━━ Available records

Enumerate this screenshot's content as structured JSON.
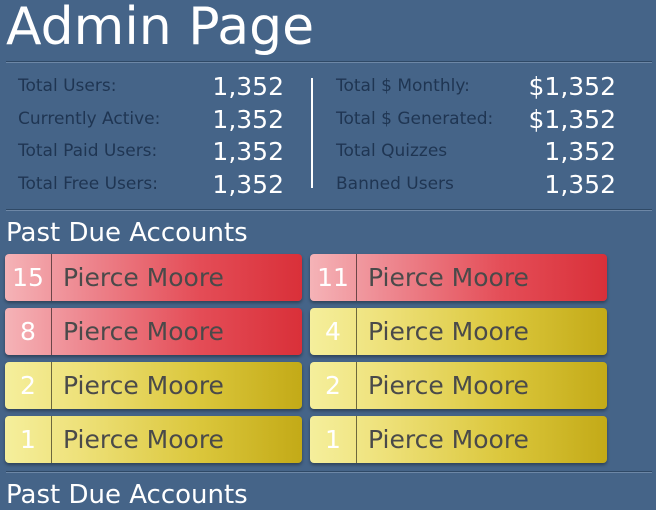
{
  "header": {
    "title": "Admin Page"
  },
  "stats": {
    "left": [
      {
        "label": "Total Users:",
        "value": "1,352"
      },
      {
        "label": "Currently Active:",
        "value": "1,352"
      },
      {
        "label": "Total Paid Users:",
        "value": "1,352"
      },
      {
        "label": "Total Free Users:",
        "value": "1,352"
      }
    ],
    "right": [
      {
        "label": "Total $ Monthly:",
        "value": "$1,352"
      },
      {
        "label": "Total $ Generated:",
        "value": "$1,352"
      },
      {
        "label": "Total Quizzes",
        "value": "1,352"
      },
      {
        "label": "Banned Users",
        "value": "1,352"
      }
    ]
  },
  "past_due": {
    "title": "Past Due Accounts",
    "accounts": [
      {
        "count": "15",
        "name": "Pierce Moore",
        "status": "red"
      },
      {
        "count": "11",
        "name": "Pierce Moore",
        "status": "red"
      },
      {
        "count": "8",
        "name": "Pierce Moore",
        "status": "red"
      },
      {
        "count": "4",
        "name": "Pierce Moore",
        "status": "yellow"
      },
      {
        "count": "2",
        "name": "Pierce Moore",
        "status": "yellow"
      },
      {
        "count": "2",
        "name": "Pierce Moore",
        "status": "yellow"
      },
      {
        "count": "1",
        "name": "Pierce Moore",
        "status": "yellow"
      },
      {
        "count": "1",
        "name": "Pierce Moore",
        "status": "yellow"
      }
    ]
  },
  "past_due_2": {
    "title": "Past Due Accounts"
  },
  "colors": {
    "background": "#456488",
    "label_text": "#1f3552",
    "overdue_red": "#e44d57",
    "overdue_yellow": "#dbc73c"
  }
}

━━━━

Check each line in the listing above for the string "Users", then report how many lines contain it, with no other text.

▶ [Written solution]: 4